Tally the lines that contain "much" and report the total alone.

-- Extracted entries start --

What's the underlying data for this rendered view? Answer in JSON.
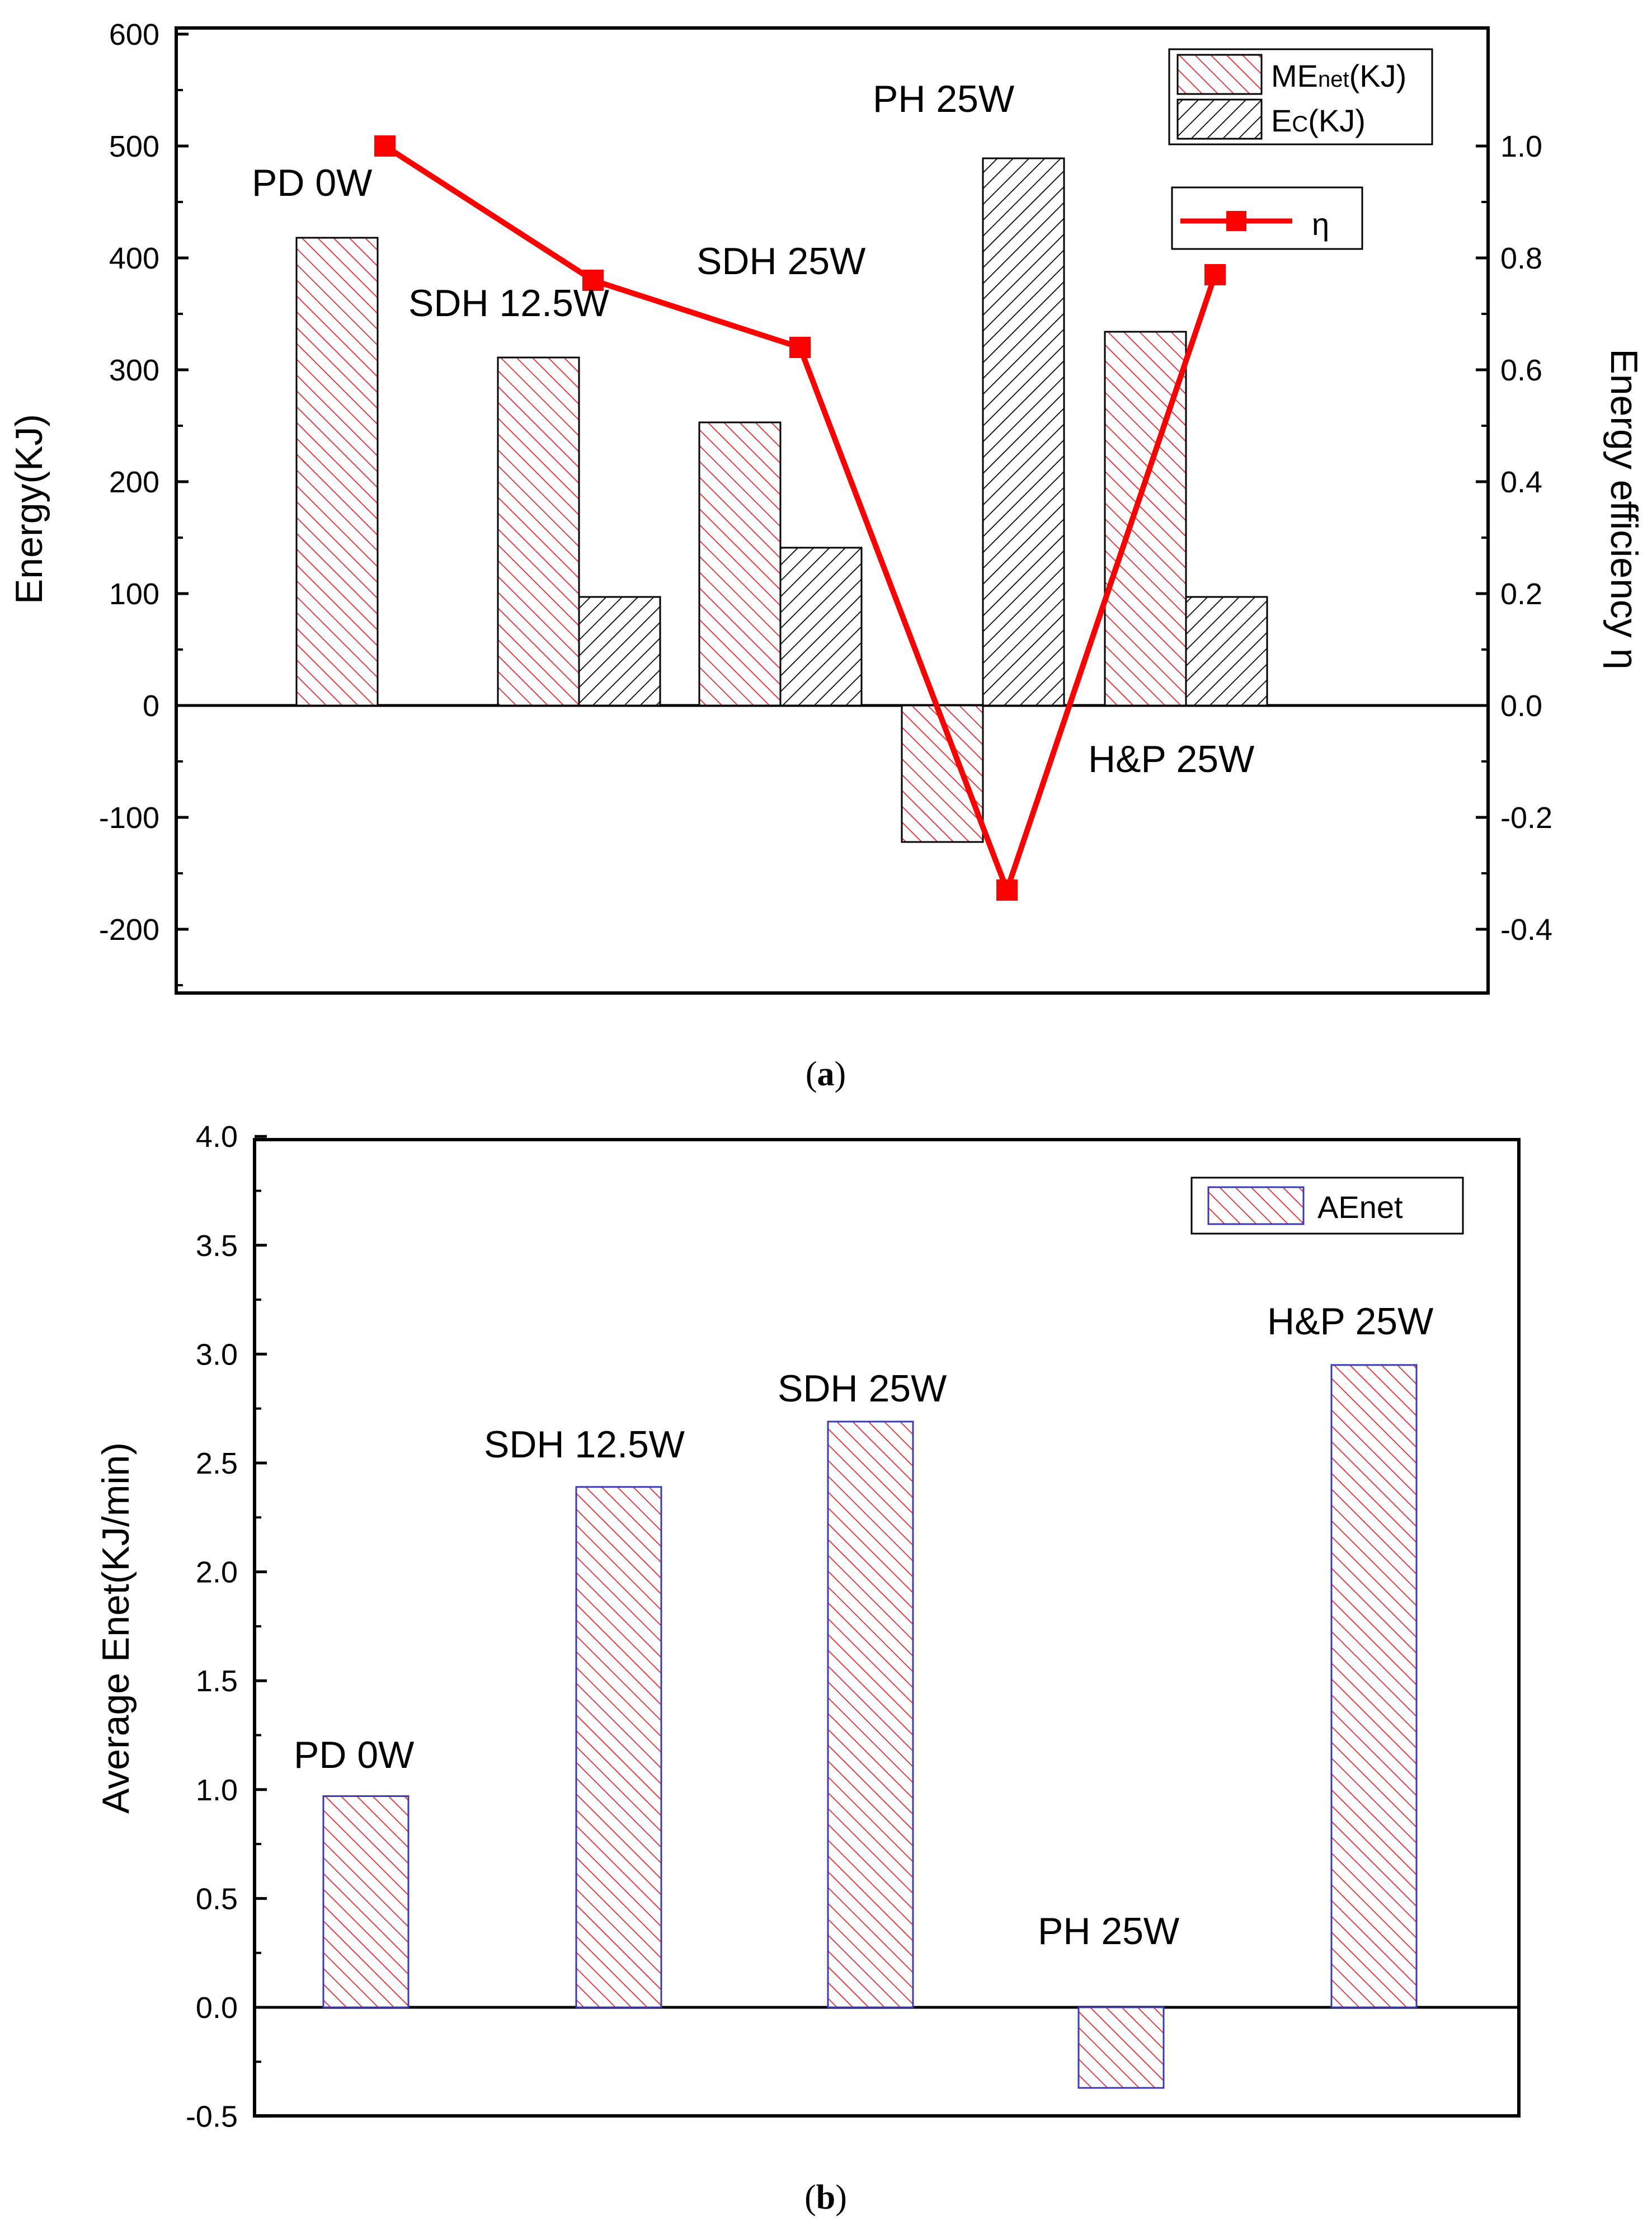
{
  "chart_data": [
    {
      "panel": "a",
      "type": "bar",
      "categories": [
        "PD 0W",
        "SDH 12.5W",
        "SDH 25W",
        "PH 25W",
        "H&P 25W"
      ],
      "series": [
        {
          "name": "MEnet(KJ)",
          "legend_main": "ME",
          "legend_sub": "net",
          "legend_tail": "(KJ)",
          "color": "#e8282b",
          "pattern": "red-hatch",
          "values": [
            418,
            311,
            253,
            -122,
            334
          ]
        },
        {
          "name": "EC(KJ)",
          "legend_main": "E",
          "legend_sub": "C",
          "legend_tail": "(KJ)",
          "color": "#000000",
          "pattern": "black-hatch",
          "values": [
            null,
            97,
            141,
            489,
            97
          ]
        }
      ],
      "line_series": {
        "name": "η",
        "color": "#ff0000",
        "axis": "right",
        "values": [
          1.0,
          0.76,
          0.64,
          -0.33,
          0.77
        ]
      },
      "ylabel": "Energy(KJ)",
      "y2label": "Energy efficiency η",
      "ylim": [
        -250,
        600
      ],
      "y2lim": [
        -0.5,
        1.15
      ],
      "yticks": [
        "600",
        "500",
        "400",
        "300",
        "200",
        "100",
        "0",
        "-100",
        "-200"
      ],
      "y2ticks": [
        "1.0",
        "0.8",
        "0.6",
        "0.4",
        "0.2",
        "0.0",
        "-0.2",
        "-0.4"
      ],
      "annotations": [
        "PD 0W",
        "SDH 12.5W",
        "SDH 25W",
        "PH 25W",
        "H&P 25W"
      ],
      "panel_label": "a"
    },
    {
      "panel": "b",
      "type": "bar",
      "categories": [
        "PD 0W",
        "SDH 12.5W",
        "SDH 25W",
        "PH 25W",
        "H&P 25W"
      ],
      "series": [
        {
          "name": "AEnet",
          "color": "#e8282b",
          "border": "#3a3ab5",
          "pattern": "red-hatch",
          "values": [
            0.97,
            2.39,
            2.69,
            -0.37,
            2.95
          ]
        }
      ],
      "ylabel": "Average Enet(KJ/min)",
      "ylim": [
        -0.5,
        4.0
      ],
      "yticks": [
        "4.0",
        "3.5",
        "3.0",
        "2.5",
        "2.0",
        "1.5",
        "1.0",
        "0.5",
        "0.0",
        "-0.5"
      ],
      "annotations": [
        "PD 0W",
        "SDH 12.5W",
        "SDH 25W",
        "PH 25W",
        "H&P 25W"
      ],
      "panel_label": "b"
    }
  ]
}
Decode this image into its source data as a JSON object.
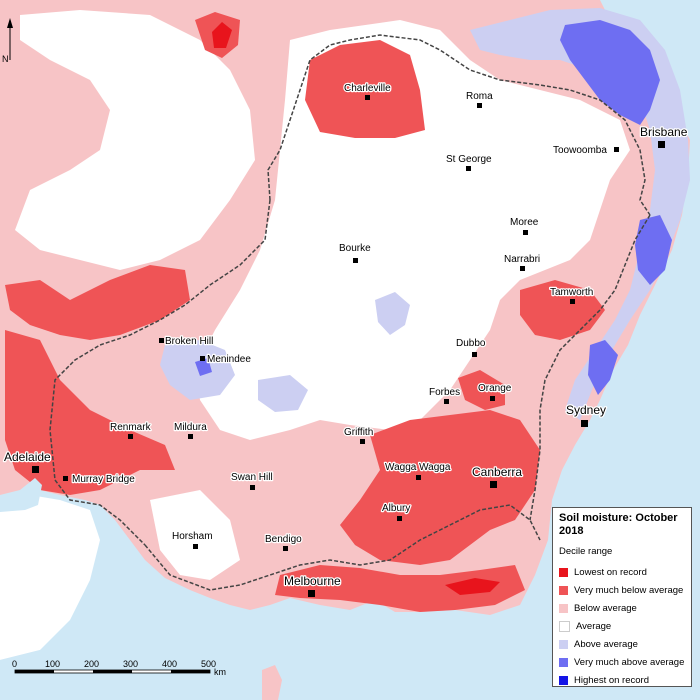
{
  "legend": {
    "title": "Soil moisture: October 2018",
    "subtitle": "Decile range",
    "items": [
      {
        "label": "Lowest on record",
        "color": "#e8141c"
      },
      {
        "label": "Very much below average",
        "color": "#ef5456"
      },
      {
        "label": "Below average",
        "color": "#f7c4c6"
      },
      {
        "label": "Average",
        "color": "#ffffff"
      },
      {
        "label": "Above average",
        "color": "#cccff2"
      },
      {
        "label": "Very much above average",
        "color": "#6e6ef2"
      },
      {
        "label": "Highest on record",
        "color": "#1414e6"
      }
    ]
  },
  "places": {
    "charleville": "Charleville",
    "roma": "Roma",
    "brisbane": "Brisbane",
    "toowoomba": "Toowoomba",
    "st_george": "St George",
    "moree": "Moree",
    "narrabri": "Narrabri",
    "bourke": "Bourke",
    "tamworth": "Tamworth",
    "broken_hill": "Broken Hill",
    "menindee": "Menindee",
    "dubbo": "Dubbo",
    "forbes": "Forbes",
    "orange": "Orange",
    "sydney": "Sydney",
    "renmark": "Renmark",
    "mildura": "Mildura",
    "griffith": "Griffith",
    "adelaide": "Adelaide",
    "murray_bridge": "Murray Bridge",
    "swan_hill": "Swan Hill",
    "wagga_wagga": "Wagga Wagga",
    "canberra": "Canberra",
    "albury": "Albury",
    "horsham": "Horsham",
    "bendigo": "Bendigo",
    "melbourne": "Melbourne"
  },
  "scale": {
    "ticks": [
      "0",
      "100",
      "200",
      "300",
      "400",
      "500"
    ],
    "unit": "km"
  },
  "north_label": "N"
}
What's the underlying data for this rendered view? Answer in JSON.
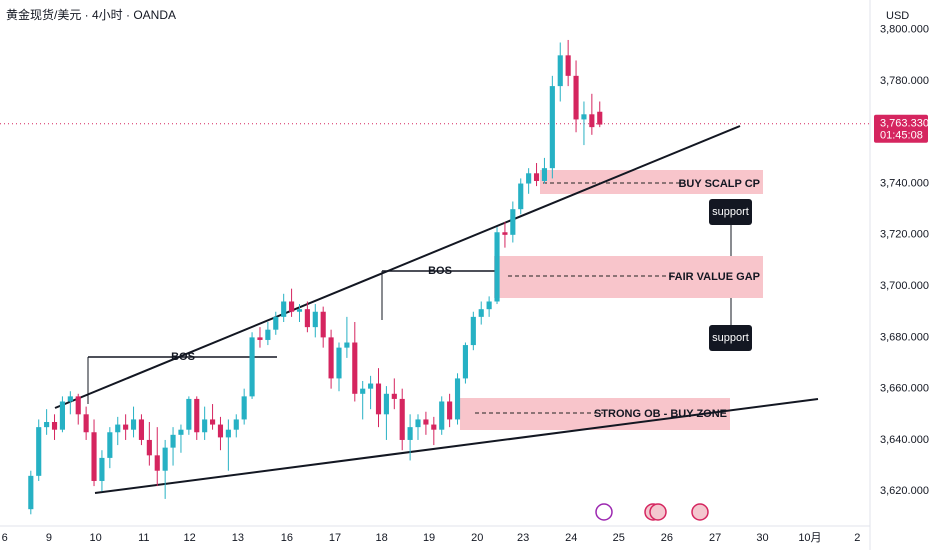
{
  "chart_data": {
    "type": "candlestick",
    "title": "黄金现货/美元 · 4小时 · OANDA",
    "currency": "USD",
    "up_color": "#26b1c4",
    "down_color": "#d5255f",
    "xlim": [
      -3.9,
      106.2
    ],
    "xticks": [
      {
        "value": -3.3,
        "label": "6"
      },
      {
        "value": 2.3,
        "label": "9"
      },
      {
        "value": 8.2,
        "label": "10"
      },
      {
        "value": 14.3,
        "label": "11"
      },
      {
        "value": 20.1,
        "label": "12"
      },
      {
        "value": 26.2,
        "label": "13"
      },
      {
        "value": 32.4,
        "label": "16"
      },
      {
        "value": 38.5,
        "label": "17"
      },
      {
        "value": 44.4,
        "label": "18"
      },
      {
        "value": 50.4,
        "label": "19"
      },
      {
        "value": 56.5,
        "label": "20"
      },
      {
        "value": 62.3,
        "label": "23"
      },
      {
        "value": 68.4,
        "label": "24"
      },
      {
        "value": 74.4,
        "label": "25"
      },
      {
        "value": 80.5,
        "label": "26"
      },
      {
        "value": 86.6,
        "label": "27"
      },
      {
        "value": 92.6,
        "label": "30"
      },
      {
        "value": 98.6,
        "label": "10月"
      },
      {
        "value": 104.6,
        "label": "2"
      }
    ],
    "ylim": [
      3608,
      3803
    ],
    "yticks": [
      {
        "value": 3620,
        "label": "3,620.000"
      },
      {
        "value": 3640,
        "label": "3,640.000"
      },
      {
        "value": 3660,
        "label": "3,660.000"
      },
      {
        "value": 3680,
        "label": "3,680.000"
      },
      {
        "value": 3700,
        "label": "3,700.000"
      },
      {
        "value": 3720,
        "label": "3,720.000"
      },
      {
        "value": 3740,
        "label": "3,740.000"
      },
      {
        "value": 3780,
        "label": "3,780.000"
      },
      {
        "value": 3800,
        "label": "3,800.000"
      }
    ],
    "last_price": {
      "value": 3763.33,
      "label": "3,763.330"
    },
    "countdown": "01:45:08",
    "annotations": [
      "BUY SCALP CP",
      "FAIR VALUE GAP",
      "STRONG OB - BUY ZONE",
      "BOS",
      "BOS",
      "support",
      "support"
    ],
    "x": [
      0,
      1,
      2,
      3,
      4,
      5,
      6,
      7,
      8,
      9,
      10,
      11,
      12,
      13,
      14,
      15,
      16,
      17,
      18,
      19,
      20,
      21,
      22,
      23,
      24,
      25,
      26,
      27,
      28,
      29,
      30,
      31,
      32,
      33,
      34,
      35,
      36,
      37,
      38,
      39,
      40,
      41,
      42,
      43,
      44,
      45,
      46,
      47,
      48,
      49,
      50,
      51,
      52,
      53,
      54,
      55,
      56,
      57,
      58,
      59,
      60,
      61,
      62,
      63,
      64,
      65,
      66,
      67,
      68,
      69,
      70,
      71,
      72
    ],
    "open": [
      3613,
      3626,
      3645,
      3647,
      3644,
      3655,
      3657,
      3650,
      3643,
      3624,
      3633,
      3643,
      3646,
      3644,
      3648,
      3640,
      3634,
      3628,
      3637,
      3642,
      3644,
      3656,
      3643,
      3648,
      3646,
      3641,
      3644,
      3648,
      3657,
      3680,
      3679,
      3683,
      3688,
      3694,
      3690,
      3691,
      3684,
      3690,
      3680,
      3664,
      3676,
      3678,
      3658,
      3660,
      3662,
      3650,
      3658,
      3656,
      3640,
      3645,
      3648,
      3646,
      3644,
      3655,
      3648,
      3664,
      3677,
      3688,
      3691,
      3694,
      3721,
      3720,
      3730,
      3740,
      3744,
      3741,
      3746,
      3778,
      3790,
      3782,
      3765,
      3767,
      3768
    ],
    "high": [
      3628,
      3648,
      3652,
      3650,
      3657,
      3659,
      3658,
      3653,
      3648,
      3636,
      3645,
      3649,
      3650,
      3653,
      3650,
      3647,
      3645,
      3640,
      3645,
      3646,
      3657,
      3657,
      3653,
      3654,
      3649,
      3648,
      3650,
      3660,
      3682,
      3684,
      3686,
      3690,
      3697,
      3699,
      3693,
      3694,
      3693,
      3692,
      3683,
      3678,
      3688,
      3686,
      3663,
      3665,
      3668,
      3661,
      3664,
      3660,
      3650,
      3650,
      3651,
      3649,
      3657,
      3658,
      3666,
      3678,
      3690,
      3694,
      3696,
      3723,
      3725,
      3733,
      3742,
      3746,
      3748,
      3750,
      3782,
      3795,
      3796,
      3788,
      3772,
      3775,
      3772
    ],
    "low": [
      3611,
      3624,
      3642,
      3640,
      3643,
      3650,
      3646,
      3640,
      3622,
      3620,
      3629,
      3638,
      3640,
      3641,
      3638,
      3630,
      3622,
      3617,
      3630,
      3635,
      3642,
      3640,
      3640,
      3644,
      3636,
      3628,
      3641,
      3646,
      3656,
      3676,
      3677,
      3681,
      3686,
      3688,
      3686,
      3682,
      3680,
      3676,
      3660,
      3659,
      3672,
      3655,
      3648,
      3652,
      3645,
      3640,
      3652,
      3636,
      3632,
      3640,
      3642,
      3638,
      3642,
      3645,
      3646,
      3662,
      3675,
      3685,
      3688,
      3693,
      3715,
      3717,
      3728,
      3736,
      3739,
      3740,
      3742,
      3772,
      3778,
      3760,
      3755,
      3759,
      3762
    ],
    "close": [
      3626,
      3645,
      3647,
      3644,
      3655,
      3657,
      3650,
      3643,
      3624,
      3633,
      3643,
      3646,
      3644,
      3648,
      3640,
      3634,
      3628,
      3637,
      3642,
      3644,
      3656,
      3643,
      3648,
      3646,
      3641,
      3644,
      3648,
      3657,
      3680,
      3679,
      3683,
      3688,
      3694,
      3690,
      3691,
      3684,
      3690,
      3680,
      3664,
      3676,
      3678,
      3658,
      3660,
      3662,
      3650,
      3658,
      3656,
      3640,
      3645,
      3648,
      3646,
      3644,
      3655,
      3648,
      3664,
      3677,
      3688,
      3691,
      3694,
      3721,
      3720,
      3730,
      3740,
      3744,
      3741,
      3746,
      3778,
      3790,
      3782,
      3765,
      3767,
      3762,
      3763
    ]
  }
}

-- Extracted entries end --

Written answer —
2